>> BEGIN MATERIAL SHOWN

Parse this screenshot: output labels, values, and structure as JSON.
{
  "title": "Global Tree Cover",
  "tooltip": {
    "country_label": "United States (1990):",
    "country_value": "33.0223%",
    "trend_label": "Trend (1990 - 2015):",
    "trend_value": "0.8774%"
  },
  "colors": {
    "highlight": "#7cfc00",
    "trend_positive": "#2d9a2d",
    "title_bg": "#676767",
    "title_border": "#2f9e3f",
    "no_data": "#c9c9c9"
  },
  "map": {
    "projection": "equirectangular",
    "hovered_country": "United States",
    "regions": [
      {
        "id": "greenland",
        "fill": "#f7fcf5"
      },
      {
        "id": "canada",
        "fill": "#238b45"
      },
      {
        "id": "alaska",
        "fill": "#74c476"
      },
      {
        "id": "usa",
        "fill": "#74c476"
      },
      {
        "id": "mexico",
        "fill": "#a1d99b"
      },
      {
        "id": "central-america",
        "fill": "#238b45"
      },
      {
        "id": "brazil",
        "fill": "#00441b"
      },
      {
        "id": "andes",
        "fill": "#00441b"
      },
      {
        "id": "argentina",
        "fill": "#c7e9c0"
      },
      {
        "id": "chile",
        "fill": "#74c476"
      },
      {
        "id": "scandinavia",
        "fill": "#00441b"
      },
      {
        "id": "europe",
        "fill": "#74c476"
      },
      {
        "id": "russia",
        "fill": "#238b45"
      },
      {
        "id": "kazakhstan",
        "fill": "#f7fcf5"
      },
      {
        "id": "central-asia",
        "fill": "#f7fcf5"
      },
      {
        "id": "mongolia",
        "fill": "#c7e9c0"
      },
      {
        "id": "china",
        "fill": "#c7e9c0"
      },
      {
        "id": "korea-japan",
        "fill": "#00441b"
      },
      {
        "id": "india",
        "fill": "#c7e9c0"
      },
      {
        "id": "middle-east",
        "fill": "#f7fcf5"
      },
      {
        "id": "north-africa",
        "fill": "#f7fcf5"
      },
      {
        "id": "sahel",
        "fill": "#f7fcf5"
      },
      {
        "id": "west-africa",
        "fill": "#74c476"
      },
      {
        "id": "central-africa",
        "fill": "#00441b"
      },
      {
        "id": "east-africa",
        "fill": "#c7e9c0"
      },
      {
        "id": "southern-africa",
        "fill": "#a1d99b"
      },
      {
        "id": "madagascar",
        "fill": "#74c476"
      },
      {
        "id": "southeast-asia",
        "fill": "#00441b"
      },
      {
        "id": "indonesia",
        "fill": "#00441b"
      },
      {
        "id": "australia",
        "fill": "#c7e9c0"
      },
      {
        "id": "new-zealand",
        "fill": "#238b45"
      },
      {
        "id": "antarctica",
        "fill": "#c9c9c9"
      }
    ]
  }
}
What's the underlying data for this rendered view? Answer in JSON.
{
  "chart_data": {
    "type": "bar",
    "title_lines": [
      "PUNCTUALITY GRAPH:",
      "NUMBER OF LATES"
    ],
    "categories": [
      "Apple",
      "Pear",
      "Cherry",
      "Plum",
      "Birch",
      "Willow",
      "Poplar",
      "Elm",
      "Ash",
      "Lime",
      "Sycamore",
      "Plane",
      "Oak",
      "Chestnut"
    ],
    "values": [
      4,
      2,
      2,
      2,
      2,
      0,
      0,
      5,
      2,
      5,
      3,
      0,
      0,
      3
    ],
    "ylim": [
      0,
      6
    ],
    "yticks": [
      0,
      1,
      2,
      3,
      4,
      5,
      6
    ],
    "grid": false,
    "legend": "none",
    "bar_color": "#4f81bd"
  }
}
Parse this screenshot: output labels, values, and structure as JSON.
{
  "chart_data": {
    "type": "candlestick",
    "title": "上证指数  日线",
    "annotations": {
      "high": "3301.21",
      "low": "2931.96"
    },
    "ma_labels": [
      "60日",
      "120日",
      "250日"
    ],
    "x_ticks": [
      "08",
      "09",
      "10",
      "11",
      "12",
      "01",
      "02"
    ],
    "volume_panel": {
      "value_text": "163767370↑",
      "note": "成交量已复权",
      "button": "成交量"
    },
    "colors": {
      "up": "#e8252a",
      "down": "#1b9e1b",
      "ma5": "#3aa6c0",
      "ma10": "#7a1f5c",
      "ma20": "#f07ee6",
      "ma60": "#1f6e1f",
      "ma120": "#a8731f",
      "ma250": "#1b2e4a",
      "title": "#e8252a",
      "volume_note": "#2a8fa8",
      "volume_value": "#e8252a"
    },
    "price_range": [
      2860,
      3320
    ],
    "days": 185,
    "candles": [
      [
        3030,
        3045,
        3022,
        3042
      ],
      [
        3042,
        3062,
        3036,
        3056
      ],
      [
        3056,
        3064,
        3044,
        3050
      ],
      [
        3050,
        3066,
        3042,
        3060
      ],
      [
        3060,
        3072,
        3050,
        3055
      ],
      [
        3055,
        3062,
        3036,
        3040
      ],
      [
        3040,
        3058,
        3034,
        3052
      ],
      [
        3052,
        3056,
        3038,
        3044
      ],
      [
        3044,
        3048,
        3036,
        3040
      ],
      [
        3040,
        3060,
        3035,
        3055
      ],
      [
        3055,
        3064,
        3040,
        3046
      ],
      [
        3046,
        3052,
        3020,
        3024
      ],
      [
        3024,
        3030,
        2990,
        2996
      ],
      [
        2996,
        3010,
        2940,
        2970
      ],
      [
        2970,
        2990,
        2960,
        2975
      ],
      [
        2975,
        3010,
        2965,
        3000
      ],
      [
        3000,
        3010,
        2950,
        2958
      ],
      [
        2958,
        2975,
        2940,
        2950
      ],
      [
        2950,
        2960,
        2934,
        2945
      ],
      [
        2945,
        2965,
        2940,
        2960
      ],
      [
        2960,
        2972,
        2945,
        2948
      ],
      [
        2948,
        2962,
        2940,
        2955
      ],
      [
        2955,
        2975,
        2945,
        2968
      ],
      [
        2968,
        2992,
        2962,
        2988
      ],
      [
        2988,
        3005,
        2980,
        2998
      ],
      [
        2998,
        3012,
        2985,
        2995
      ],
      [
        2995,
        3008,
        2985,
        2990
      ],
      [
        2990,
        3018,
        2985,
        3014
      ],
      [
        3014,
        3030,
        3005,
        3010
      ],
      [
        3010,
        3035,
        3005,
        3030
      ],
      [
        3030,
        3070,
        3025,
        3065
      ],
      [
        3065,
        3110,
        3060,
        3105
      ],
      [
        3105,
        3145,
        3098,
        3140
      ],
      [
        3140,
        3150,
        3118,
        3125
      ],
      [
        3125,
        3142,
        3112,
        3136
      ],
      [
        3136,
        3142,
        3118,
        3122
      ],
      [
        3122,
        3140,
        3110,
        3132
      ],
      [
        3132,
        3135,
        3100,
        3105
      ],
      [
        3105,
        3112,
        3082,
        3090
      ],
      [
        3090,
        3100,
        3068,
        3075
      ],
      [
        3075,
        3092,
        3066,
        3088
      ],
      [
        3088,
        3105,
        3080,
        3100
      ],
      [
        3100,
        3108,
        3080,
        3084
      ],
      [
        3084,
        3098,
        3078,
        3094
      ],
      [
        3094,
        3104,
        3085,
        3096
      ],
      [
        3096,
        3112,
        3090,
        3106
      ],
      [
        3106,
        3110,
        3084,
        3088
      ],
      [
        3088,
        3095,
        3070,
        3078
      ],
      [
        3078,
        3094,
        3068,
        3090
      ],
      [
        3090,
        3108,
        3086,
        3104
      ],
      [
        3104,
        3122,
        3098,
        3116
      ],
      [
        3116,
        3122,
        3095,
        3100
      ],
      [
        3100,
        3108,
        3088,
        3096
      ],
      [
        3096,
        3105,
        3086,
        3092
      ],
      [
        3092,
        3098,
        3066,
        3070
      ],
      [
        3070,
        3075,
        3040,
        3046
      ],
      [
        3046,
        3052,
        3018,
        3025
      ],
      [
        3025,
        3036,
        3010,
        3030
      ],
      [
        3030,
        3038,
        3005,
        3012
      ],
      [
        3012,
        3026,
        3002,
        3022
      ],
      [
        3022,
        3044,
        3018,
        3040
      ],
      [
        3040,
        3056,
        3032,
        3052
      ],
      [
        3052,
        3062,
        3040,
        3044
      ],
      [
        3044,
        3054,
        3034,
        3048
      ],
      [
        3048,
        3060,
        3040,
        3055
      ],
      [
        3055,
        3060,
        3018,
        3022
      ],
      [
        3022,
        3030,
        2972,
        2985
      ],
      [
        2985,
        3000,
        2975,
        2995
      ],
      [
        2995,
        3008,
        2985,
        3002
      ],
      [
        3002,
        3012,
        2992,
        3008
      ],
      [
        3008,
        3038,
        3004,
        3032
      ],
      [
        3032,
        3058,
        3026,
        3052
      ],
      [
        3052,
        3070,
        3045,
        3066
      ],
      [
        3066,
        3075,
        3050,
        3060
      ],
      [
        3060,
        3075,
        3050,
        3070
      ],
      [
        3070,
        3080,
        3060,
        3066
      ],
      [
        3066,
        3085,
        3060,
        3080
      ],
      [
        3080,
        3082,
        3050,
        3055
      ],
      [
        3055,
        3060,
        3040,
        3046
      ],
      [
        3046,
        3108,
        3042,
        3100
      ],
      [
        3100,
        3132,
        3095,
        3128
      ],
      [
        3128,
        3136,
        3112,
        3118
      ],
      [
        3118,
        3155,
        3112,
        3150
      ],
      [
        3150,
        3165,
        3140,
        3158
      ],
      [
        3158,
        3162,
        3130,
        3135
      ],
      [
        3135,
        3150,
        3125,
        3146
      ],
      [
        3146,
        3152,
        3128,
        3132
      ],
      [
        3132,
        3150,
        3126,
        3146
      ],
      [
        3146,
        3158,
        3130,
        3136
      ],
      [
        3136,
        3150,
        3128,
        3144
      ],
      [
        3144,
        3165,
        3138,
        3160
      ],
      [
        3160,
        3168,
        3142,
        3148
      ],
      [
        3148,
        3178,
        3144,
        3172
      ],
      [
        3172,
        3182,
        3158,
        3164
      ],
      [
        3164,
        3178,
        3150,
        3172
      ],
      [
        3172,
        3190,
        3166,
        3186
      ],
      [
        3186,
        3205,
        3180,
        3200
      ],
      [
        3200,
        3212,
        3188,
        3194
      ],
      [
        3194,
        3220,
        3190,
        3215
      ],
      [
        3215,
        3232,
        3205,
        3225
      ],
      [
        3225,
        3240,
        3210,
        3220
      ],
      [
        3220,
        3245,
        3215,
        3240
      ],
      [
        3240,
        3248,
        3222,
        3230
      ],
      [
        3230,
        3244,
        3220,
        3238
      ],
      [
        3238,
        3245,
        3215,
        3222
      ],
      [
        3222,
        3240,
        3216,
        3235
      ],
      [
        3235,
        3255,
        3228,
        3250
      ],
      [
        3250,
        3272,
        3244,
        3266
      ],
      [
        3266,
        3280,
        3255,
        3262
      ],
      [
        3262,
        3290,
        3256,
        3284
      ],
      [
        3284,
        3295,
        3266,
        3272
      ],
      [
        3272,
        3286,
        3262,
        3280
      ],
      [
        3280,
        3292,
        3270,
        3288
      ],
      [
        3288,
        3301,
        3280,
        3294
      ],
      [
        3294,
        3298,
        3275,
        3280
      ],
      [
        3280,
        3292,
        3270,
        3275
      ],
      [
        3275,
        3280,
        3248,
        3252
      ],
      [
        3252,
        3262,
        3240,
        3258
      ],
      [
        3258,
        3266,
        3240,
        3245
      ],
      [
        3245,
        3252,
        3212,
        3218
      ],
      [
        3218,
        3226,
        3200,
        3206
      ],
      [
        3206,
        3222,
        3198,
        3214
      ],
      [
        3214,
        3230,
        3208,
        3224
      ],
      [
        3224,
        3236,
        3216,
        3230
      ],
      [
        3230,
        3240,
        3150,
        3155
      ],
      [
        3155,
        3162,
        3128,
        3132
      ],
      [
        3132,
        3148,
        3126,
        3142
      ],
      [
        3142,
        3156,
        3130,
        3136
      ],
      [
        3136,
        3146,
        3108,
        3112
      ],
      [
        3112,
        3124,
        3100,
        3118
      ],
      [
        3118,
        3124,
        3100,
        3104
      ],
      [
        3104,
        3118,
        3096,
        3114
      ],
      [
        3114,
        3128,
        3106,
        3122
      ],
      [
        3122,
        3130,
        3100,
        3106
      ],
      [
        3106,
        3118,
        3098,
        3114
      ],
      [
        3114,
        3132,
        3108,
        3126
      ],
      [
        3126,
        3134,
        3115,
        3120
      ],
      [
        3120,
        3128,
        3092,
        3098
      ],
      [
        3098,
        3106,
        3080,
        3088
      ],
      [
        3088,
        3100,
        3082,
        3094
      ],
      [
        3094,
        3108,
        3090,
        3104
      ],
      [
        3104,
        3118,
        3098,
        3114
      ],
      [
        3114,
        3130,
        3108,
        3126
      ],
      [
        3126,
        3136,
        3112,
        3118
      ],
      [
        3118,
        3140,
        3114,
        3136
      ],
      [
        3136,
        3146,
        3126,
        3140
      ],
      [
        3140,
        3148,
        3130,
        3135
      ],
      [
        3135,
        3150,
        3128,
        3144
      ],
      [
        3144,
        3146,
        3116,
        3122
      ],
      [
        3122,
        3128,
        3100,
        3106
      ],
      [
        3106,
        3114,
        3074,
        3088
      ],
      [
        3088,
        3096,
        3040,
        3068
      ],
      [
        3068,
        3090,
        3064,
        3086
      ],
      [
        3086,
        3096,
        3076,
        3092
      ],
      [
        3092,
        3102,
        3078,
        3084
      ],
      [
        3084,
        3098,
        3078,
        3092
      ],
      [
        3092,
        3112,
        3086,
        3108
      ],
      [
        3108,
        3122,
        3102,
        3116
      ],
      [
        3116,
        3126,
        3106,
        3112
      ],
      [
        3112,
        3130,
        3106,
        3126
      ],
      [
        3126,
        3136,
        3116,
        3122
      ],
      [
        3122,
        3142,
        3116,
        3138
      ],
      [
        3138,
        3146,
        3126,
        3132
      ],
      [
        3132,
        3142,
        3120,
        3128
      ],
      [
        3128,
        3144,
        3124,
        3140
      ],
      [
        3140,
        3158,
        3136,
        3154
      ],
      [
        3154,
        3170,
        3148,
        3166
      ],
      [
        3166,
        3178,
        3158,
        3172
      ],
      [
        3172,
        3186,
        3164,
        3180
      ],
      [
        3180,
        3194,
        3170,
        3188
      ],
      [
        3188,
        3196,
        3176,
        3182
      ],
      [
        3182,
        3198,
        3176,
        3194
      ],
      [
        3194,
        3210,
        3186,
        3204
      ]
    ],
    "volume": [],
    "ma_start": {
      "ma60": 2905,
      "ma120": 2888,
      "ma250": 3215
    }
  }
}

>> END MATERIAL SHOWN

Extract all lines from the data in which "central" is found.

        "id": "central-america",
        "id": "central-asia",
        "id": "central-africa",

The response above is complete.